Entries with figure data
▬▬▬

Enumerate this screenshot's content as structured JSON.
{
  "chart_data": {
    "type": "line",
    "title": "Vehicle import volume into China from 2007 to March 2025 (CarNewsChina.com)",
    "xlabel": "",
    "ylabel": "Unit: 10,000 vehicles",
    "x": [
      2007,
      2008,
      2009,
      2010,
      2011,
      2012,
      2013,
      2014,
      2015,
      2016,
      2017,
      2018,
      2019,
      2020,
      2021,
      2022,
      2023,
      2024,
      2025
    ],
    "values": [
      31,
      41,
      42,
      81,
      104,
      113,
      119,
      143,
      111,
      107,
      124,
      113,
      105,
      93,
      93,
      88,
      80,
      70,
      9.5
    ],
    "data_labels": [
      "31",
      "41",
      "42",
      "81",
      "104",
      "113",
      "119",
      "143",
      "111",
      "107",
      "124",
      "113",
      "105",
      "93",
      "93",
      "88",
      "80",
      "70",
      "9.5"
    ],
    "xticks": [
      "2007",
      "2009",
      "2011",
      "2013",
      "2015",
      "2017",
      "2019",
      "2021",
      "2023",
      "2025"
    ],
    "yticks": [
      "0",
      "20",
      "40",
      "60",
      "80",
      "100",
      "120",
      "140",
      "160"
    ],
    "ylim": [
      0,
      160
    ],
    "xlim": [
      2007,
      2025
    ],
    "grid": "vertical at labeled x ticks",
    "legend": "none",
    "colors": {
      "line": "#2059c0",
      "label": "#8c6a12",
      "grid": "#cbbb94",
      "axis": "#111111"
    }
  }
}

▬▬▬

Provide an exact reproduction of all the entries shown above.

Enumerate this screenshot's content as structured JSON.
{
  "chart_data": {
    "type": "line",
    "title": "Vehicle import volume into China from 2007 to March 2025 (CarNewsChina.com)",
    "xlabel": "",
    "ylabel": "Unit: 10,000 vehicles",
    "x": [
      2007,
      2008,
      2009,
      2010,
      2011,
      2012,
      2013,
      2014,
      2015,
      2016,
      2017,
      2018,
      2019,
      2020,
      2021,
      2022,
      2023,
      2024,
      2025
    ],
    "values": [
      31,
      41,
      42,
      81,
      104,
      113,
      119,
      143,
      111,
      107,
      124,
      113,
      105,
      93,
      93,
      88,
      80,
      70,
      9.5
    ],
    "data_labels": [
      "31",
      "41",
      "42",
      "81",
      "104",
      "113",
      "119",
      "143",
      "111",
      "107",
      "124",
      "113",
      "105",
      "93",
      "93",
      "88",
      "80",
      "70",
      "9.5"
    ],
    "xticks": [
      "2007",
      "2009",
      "2011",
      "2013",
      "2015",
      "2017",
      "2019",
      "2021",
      "2023",
      "2025"
    ],
    "yticks": [
      "0",
      "20",
      "40",
      "60",
      "80",
      "100",
      "120",
      "140",
      "160"
    ],
    "ylim": [
      0,
      160
    ],
    "xlim": [
      2007,
      2025
    ],
    "grid": "vertical at labeled x ticks",
    "legend": "none",
    "colors": {
      "line": "#2059c0",
      "label": "#8c6a12",
      "grid": "#cbbb94",
      "axis": "#111111"
    }
  }
}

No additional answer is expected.